Stored data:
====

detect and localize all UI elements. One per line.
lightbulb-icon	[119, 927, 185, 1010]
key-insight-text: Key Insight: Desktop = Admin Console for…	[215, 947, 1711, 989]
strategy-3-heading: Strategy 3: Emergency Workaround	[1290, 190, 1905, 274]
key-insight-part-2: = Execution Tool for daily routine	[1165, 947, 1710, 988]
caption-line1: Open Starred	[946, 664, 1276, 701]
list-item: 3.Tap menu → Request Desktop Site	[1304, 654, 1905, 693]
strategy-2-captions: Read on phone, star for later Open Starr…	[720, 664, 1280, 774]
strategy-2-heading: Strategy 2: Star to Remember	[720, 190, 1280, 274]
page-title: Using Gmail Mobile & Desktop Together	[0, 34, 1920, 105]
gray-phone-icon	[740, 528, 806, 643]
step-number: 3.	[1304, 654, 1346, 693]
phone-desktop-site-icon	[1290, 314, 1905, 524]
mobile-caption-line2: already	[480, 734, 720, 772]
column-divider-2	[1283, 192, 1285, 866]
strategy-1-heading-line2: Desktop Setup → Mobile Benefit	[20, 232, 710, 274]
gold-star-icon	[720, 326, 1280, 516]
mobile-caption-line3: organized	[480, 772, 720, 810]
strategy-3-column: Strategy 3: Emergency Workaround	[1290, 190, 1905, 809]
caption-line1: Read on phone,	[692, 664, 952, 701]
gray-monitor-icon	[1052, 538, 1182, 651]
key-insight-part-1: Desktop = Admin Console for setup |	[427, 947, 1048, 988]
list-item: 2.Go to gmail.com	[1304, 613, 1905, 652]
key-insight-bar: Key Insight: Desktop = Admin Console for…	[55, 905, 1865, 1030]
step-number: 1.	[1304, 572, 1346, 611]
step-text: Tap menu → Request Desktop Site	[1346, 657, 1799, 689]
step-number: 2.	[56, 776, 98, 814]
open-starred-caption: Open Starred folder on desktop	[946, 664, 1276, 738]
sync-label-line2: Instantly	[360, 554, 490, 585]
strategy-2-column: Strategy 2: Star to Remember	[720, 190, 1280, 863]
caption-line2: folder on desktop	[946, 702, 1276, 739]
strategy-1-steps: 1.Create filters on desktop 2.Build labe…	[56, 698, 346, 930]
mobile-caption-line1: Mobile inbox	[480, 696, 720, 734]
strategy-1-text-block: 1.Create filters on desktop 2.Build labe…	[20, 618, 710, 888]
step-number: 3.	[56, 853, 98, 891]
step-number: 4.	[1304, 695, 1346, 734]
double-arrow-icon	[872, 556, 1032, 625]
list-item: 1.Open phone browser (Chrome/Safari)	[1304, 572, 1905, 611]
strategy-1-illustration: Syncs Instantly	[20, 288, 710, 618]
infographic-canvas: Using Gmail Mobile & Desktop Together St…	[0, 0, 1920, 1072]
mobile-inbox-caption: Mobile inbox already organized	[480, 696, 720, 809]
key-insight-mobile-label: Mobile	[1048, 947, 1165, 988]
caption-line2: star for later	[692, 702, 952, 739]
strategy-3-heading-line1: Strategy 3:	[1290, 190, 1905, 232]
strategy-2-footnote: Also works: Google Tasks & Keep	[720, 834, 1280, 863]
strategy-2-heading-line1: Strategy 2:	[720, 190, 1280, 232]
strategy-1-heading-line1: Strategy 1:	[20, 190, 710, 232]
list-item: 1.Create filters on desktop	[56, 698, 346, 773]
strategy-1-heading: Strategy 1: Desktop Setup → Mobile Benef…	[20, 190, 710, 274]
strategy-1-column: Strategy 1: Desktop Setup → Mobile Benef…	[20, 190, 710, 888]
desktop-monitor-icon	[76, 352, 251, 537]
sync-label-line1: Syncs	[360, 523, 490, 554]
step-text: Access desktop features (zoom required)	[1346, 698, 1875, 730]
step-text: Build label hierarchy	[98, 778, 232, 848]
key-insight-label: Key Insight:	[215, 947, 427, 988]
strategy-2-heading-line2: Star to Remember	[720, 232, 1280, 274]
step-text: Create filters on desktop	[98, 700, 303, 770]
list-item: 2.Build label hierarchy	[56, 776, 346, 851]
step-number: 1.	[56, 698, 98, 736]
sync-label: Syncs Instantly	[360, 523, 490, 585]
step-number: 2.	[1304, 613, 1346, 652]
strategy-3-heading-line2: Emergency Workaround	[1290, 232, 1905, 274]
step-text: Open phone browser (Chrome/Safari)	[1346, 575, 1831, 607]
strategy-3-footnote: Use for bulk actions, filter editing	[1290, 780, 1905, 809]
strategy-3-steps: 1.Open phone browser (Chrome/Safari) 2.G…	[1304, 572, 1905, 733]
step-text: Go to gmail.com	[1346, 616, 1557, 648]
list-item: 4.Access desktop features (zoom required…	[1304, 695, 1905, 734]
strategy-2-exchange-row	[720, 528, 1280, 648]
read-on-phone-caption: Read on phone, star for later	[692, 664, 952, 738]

====

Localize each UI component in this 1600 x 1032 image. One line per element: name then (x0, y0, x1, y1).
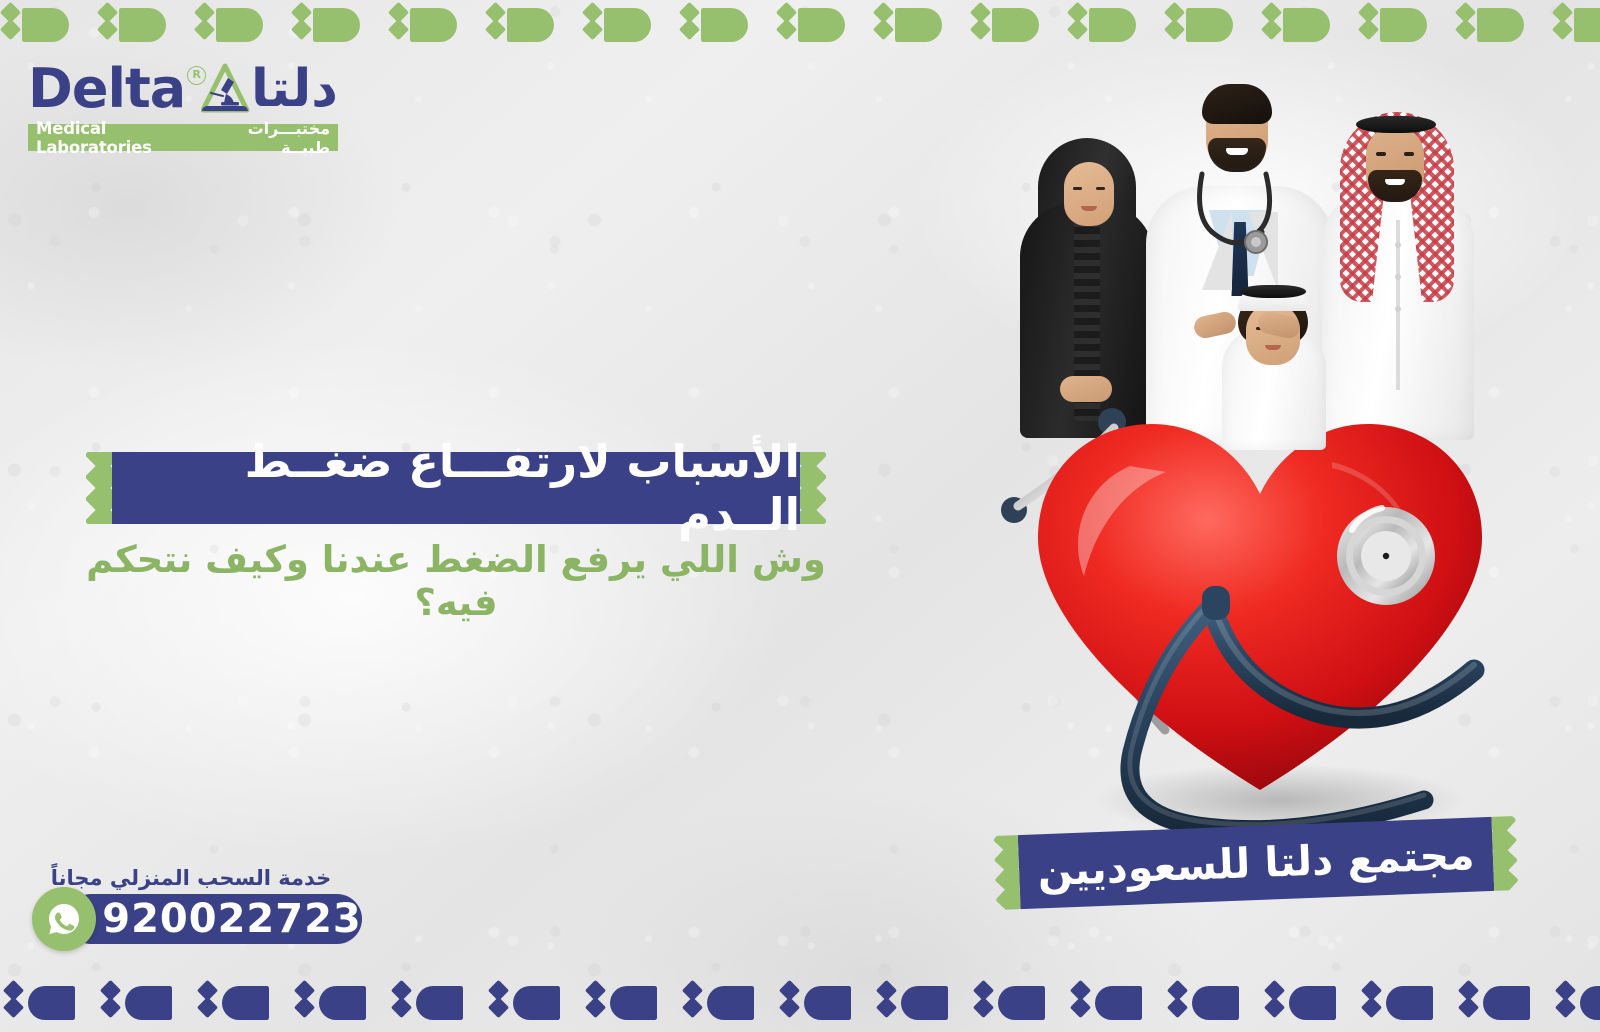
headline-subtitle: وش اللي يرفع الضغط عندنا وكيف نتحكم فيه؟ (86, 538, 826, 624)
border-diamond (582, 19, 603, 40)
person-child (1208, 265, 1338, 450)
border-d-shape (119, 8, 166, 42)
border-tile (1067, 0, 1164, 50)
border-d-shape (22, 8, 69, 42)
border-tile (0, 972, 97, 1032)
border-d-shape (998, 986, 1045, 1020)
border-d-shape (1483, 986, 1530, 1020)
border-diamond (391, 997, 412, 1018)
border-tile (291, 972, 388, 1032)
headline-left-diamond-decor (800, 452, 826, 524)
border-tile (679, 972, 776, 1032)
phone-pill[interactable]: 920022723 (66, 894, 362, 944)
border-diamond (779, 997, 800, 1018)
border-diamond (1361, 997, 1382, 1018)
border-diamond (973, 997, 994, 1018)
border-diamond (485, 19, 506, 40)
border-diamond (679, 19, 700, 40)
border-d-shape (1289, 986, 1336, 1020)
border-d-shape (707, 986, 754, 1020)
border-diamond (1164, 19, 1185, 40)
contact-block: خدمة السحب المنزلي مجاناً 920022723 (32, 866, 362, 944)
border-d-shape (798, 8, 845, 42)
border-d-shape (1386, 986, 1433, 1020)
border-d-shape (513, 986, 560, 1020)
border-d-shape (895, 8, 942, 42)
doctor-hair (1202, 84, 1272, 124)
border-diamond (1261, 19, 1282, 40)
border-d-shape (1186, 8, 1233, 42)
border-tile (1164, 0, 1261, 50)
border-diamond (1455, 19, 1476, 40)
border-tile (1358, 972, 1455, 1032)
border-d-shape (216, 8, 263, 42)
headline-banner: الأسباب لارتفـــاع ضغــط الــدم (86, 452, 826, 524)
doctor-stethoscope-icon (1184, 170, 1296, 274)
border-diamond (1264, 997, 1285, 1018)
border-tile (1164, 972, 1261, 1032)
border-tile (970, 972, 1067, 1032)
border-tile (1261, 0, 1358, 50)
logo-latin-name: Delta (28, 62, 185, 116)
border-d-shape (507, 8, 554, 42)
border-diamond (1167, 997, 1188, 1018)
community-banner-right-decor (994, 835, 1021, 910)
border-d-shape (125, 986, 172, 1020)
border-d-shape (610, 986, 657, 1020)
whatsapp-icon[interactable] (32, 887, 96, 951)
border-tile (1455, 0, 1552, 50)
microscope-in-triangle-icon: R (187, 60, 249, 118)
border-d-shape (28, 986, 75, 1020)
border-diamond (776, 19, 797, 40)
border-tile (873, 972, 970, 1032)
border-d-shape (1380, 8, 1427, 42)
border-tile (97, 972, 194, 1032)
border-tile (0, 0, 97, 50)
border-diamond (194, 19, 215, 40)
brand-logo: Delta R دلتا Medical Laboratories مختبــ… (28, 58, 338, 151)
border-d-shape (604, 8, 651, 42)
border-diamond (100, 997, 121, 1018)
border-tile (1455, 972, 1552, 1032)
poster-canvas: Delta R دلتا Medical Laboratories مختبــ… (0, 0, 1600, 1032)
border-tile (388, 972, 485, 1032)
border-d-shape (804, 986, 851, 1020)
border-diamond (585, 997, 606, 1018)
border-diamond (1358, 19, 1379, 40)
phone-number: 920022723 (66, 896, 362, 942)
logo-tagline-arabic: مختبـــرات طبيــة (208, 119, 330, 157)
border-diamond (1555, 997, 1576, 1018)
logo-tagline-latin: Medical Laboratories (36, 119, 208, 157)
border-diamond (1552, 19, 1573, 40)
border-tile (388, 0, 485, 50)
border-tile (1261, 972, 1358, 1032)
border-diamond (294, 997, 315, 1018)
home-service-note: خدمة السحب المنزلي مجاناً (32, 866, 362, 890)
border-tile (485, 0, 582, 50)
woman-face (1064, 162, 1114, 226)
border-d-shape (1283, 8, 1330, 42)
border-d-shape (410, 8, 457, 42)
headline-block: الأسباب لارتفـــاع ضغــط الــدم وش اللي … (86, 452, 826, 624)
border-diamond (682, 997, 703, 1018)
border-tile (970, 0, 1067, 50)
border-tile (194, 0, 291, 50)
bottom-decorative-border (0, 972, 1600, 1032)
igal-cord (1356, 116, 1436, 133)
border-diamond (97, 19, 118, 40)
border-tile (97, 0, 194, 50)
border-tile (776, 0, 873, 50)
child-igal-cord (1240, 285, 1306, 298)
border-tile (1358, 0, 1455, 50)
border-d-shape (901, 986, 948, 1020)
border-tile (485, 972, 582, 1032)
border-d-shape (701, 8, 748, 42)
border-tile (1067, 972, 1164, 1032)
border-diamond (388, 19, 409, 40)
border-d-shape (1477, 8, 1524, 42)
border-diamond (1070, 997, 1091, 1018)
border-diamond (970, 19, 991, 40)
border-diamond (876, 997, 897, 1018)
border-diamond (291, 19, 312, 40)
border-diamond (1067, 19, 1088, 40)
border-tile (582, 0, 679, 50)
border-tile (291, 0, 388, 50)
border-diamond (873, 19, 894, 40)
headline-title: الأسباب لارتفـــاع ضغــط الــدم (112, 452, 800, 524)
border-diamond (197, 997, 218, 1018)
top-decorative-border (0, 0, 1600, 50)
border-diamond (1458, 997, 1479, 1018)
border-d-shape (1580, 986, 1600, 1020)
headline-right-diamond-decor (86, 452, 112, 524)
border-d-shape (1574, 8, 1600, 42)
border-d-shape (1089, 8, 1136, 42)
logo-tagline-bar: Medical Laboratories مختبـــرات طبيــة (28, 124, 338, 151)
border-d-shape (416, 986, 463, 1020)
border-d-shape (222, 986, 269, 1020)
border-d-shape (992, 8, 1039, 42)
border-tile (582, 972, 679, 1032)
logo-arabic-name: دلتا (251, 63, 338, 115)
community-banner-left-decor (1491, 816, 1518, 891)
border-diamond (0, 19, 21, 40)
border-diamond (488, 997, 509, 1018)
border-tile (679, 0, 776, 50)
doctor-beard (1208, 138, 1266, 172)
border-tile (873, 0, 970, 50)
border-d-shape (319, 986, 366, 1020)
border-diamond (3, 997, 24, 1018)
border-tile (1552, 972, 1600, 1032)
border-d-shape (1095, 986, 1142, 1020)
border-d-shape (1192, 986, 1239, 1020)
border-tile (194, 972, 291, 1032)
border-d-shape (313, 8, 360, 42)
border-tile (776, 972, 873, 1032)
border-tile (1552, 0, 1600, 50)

====

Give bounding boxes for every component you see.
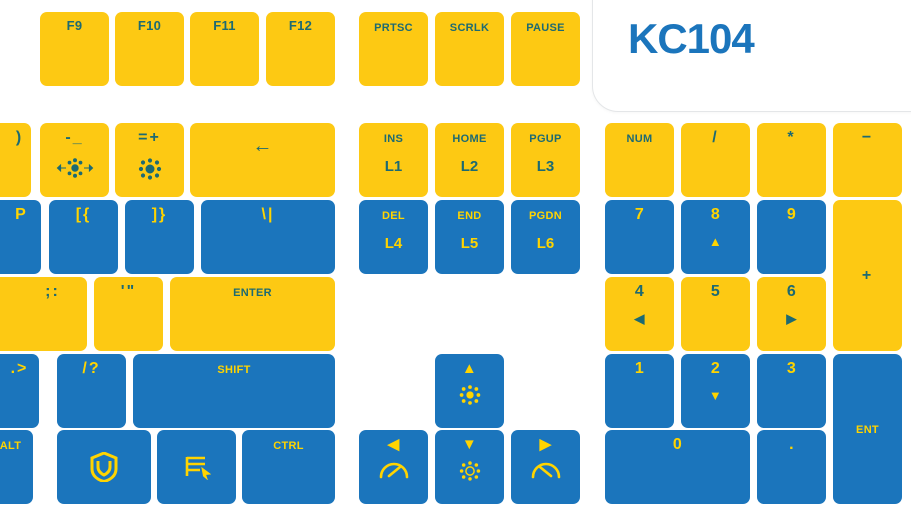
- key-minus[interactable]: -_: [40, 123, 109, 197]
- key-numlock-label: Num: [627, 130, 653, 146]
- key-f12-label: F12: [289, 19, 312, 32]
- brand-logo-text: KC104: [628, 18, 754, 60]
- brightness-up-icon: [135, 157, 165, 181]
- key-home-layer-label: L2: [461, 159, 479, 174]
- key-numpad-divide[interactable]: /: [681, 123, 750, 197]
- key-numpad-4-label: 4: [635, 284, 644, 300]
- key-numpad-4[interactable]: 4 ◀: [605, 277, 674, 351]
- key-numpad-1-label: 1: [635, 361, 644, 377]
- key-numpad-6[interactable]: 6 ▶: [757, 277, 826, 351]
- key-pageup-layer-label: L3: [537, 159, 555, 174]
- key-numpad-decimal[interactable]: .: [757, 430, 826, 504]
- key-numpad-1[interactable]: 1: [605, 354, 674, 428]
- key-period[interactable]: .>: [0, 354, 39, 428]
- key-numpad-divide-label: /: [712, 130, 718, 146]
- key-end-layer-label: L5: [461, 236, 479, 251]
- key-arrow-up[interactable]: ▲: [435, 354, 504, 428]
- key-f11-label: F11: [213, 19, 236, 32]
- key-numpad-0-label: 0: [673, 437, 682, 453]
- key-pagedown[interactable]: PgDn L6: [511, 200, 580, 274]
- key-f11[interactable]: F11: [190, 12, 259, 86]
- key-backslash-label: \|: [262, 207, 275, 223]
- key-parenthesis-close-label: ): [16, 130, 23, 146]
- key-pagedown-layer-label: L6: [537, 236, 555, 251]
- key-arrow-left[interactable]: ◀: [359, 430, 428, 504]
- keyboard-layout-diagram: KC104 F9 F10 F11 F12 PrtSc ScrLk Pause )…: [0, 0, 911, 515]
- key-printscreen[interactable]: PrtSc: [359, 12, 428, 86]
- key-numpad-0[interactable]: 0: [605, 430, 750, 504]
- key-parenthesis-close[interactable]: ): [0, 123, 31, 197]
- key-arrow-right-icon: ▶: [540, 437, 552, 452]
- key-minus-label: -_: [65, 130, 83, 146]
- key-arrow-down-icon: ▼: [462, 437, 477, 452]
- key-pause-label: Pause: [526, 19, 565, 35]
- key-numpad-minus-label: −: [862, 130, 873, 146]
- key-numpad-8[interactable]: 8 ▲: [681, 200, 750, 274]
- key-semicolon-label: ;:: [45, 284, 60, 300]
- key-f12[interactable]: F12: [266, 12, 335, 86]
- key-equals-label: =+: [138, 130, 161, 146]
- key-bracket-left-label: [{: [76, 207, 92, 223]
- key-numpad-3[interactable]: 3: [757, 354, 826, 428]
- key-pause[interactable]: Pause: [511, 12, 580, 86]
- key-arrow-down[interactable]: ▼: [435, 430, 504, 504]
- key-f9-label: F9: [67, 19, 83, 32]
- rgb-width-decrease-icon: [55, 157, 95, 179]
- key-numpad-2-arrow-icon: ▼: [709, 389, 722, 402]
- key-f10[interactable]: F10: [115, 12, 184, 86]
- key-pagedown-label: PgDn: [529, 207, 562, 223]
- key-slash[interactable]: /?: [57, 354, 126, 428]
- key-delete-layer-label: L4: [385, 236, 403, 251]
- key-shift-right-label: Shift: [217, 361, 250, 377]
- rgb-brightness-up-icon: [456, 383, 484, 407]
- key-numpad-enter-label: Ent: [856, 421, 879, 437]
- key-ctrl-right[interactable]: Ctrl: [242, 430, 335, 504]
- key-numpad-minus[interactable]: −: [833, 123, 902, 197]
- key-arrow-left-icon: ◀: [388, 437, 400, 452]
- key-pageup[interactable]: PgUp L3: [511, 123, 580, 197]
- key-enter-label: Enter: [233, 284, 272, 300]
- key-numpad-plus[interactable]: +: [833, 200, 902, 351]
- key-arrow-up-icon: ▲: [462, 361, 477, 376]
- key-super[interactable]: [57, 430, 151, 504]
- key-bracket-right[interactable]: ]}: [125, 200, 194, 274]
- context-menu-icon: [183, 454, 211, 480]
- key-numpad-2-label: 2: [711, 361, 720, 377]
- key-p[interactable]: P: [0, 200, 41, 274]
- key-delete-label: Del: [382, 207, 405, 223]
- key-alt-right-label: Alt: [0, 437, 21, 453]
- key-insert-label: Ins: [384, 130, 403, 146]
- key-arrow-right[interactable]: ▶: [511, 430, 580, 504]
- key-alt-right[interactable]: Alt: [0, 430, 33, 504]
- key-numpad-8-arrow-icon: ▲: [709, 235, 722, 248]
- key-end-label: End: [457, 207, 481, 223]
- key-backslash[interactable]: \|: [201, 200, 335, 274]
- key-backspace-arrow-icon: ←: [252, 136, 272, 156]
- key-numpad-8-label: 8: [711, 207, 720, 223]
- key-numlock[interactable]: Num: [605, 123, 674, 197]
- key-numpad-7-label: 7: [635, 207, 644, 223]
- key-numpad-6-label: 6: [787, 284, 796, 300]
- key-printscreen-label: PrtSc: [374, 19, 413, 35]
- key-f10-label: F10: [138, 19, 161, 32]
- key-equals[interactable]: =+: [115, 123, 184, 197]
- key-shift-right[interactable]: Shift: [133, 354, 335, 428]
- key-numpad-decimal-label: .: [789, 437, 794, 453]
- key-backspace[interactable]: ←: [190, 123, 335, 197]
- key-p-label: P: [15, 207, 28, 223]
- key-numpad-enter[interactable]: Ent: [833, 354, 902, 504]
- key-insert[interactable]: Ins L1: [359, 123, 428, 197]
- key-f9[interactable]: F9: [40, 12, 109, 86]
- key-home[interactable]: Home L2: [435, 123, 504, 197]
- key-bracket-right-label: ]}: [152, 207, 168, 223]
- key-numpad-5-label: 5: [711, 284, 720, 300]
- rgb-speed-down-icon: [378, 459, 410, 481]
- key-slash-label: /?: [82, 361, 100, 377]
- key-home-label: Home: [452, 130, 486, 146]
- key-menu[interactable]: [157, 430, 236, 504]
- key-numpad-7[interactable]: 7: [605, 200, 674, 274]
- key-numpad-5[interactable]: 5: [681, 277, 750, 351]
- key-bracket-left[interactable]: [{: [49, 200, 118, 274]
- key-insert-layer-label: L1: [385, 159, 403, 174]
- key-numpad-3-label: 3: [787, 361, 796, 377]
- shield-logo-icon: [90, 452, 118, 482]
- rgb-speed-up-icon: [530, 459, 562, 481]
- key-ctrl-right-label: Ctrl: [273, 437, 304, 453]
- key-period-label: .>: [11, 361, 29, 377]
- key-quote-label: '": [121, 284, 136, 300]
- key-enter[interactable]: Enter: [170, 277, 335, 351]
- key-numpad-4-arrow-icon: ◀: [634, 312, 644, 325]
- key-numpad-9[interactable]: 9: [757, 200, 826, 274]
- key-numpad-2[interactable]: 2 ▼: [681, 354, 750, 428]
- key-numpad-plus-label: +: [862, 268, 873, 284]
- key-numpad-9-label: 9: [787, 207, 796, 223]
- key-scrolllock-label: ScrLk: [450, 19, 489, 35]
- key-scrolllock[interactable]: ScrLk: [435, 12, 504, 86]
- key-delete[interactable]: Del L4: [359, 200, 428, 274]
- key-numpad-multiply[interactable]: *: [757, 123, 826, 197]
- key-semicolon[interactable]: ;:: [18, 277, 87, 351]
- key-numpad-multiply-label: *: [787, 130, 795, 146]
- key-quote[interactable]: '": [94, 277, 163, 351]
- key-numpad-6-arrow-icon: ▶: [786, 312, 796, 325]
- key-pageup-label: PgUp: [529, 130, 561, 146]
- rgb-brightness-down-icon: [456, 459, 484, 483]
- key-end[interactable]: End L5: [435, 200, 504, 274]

====

EXERCISE DIRECTIONS =
Arrange the records as a Markdown table with the columns Row and Entry. Begin at the line that has "headline-subtitle: وش اللي" and stop after the line that has "border-d-shape (28, 986, 75, 1020)", numbering each line in Row and leaving out blank lines.

EXERCISE ANSWER =
| Row | Entry |
|---|---|
| 1 | headline-subtitle: وش اللي يرفع الضغط عندنا وكيف نتحكم فيه؟ (86, 538, 826, 624) |
| 2 | border-diamond (582, 19, 603, 40) |
| 3 | person-child (1208, 265, 1338, 450) |
| 4 | border-d-shape (119, 8, 166, 42) |
| 5 | border-tile (1067, 0, 1164, 50) |
| 6 | border-d-shape (22, 8, 69, 42) |
| 7 | border-tile (0, 972, 97, 1032) |
| 8 | border-d-shape (998, 986, 1045, 1020) |
| 9 | border-d-shape (1483, 986, 1530, 1020) |
| 10 | border-diamond (391, 997, 412, 1018) |
| 11 | border-tile (291, 972, 388, 1032) |
| 12 | headline-left-diamond-decor (800, 452, 826, 524) |
| 13 | border-tile (679, 972, 776, 1032) |
| 14 | phone-pill[interactable]: 920022723 (66, 894, 362, 944) |
| 15 | border-diamond (779, 997, 800, 1018) |
| 16 | border-diamond (1361, 997, 1382, 1018) |
| 17 | border-diamond (973, 997, 994, 1018) |
| 18 | border-diamond (485, 19, 506, 40) |
| 19 | border-diamond (679, 19, 700, 40) |
| 20 | border-d-shape (1289, 986, 1336, 1020) |
| 21 | border-d-shape (707, 986, 754, 1020) |
| 22 | border-diamond (1164, 19, 1185, 40) |
| 23 | contact-block: خدمة السحب المنزلي مجاناً 920022723 (32, 866, 362, 944) |
| 24 | border-d-shape (798, 8, 845, 42) |
| 25 | border-d-shape (1386, 986, 1433, 1020) |
| 26 | border-d-shape (513, 986, 560, 1020) |
| 27 | border-d-shape (895, 8, 942, 42) |
| 28 | doctor-hair (1202, 84, 1272, 124) |
| 29 | border-diamond (1261, 19, 1282, 40) |
| 30 | border-d-shape (1186, 8, 1233, 42) |
| 31 | border-tile (1164, 0, 1261, 50) |
| 32 | border-diamond (1455, 19, 1476, 40) |
| 33 | border-tile (1358, 972, 1455, 1032) |
| 34 | border-d-shape (216, 8, 263, 42) |
| 35 | headline-banner: الأسباب لارتفـــاع ضغــط الــدم (86, 452, 826, 524) |
| 36 | doctor-stethoscope-icon (1184, 170, 1296, 274) |
| 37 | border-diamond (1264, 997, 1285, 1018) |
| 38 | border-tile (1164, 972, 1261, 1032) |
| 39 | border-tile (970, 972, 1067, 1032) |
| 40 | border-tile (1261, 0, 1358, 50) |
| 41 | logo-latin-name: Delta (28, 62, 185, 116) |
| 42 | border-d-shape (507, 8, 554, 42) |
| 43 | border-diamond (1167, 997, 1188, 1018) |
| 44 | community-banner-right-decor (994, 835, 1021, 910) |
| 45 | border-d-shape (125, 986, 172, 1020) |
| 46 | border-d-shape (610, 986, 657, 1020) |
| 47 | whatsapp-icon[interactable] (32, 887, 96, 951) |
| 48 | border-tile (1455, 0, 1552, 50) |
| 49 | microscope-in-triangle-icon: R (187, 60, 249, 118) |
| 50 | border-d-shape (28, 986, 75, 1020) |